** BEGIN Records for processing **

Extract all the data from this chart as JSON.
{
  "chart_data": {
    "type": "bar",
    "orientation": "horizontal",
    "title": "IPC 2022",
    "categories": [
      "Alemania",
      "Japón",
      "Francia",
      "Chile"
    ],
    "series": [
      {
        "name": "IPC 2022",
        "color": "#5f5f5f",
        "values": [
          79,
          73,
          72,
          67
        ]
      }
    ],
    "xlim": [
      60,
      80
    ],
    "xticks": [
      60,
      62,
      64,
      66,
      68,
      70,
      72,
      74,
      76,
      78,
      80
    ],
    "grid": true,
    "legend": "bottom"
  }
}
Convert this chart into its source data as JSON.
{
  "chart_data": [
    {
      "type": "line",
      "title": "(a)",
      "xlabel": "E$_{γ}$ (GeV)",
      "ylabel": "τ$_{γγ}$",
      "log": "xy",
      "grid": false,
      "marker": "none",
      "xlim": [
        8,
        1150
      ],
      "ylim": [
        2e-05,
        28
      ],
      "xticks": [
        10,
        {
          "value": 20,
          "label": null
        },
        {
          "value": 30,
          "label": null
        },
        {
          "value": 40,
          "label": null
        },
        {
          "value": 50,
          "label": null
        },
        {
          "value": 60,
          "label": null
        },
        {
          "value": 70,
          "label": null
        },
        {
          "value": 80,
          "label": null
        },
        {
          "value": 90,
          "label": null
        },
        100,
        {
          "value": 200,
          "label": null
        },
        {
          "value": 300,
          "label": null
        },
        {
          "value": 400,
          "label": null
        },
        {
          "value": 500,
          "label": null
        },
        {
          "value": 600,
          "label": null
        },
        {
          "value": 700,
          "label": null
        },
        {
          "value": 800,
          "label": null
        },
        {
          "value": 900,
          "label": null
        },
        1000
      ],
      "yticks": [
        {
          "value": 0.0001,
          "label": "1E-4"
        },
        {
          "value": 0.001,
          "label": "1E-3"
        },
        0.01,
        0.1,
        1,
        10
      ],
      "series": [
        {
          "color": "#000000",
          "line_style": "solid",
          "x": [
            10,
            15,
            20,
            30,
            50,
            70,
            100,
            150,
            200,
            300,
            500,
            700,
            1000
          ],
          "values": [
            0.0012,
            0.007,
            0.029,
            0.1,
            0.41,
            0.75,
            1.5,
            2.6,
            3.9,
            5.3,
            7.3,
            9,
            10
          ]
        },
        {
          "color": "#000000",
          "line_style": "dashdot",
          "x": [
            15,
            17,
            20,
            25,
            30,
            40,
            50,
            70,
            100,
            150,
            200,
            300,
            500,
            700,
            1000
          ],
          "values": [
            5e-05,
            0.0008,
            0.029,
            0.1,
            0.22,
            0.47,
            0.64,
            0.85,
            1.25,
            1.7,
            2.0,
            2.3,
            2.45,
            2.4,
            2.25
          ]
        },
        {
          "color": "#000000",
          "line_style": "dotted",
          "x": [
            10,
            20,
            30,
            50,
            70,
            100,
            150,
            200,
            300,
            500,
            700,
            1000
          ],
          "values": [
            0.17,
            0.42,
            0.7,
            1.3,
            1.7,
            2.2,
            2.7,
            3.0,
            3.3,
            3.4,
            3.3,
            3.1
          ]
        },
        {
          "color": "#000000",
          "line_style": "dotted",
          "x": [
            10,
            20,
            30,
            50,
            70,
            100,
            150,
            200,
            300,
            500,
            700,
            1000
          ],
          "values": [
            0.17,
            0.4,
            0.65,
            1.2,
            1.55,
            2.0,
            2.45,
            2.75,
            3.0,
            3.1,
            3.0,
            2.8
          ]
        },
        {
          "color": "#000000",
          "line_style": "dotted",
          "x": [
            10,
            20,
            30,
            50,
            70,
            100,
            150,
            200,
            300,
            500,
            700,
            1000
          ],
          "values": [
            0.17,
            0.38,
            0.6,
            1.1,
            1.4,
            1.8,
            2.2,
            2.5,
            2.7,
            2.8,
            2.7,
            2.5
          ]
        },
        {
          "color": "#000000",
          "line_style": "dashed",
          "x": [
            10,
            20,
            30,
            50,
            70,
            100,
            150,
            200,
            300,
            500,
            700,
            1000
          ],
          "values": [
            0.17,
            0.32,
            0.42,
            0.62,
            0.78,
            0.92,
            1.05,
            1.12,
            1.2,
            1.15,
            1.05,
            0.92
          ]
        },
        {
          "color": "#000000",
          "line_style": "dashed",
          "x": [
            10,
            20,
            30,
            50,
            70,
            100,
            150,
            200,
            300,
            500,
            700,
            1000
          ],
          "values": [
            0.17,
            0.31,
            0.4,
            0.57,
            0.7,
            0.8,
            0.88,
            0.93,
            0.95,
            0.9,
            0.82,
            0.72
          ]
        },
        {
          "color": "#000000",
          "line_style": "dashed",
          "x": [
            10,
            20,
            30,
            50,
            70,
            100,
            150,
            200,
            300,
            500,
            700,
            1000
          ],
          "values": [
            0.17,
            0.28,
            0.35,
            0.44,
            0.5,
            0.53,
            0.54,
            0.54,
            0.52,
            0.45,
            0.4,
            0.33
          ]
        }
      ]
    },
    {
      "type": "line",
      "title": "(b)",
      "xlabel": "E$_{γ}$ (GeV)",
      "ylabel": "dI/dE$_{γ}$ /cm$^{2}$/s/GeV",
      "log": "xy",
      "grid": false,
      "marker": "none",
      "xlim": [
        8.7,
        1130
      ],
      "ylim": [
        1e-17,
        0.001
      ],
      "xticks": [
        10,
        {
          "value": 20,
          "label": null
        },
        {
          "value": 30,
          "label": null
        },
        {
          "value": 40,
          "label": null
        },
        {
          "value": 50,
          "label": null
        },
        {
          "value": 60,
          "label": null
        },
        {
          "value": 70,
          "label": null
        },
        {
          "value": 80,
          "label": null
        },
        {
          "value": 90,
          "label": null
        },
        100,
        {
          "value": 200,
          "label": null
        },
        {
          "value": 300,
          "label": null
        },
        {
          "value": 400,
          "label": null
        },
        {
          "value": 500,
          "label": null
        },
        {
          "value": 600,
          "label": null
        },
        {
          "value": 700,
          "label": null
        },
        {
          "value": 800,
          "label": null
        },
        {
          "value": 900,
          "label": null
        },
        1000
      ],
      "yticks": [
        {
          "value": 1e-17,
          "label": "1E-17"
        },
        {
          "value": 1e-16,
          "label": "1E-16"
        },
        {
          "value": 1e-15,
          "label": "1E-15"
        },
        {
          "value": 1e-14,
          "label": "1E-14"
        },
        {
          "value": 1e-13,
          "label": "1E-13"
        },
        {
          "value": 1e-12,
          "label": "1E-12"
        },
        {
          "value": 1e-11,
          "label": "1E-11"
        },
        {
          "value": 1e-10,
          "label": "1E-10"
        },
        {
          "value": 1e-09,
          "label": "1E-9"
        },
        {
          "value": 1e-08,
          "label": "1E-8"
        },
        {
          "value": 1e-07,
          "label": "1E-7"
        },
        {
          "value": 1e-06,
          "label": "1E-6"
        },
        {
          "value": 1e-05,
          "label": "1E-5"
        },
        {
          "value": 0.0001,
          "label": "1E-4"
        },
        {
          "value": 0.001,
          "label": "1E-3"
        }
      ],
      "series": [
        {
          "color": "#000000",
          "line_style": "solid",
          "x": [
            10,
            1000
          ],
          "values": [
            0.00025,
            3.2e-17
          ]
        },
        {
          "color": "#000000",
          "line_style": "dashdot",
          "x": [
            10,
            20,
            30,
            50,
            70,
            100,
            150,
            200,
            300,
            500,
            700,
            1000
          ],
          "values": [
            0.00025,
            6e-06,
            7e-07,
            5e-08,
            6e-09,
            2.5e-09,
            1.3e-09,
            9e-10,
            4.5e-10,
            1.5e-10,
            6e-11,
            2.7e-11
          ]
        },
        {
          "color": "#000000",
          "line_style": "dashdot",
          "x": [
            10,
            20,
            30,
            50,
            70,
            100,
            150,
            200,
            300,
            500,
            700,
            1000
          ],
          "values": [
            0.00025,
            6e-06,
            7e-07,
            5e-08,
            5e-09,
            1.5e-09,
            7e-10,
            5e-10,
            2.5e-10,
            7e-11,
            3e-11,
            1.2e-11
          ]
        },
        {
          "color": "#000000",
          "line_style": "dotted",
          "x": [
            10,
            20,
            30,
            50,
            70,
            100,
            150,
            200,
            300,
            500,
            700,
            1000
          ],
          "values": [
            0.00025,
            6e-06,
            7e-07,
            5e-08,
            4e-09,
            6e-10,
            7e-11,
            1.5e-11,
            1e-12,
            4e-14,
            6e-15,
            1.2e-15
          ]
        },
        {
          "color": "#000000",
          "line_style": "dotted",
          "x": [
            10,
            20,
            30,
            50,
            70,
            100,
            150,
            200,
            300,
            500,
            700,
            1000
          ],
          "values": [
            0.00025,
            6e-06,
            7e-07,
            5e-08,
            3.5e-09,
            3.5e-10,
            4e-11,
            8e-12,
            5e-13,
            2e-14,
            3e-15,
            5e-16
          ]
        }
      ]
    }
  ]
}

** END Records for processing **

> [Short problem]:
Where a line in the entries holds the word "JSON", copy that line.

> [Right answer]:
Extract all the data from this chart as JSON.
Convert this chart into its source data as JSON.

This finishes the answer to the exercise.